#### Given exercise
Your copy of the material below should match it exactly, except that it holds no pictures.

════════════════════

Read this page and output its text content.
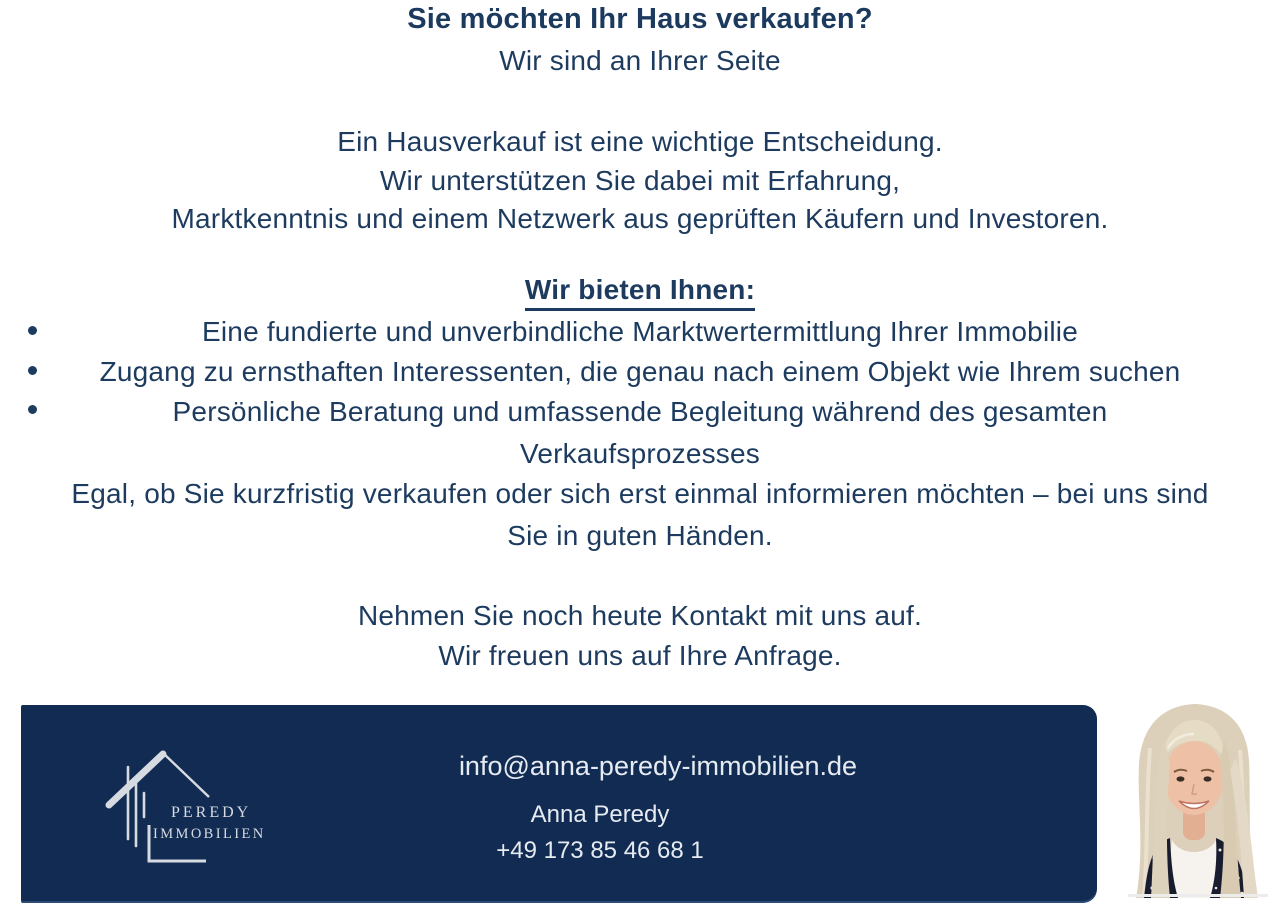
Sie möchten Ihr Haus verkaufen?
Wir sind an Ihrer Seite
Ein Hausverkauf ist eine wichtige Entscheidung.
Wir unterstützen Sie dabei mit Erfahrung,
Marktkenntnis und einem Netzwerk aus geprüften Käufern und Investoren.
Wir bieten Ihnen:
Eine fundierte und unverbindliche Marktwertermittlung Ihrer Immobilie
Zugang zu ernsthaften Interessenten, die genau nach einem Objekt wie Ihrem suchen
Persönliche Beratung und umfassende Begleitung während des gesamten
Verkaufsprozesses
Egal, ob Sie kurzfristig verkaufen oder sich erst einmal informieren möchten – bei uns sind
Sie in guten Händen.
Nehmen Sie noch heute Kontakt mit uns auf.
Wir freuen uns auf Ihre Anfrage.
PEREDY
IMMOBILIEN
info@anna-peredy-immobilien.de
Anna Peredy
+49 173 85 46 68 1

════════════════════

#### Answer for the task
Read this page and output its text content.
Sie möchten Ihr Haus verkaufen?
Wir sind an Ihrer Seite
Ein Hausverkauf ist eine wichtige Entscheidung.
Wir unterstützen Sie dabei mit Erfahrung,
Marktkenntnis und einem Netzwerk aus geprüften Käufern und Investoren.
Wir bieten Ihnen:
Eine fundierte und unverbindliche Marktwertermittlung Ihrer Immobilie
Zugang zu ernsthaften Interessenten, die genau nach einem Objekt wie Ihrem suchen
Persönliche Beratung und umfassende Begleitung während des gesamten
Verkaufsprozesses
Egal, ob Sie kurzfristig verkaufen oder sich erst einmal informieren möchten – bei uns sind
Sie in guten Händen.
Nehmen Sie noch heute Kontakt mit uns auf.
Wir freuen uns auf Ihre Anfrage.
PEREDY
IMMOBILIEN
info@anna-peredy-immobilien.de
Anna Peredy
+49 173 85 46 68 1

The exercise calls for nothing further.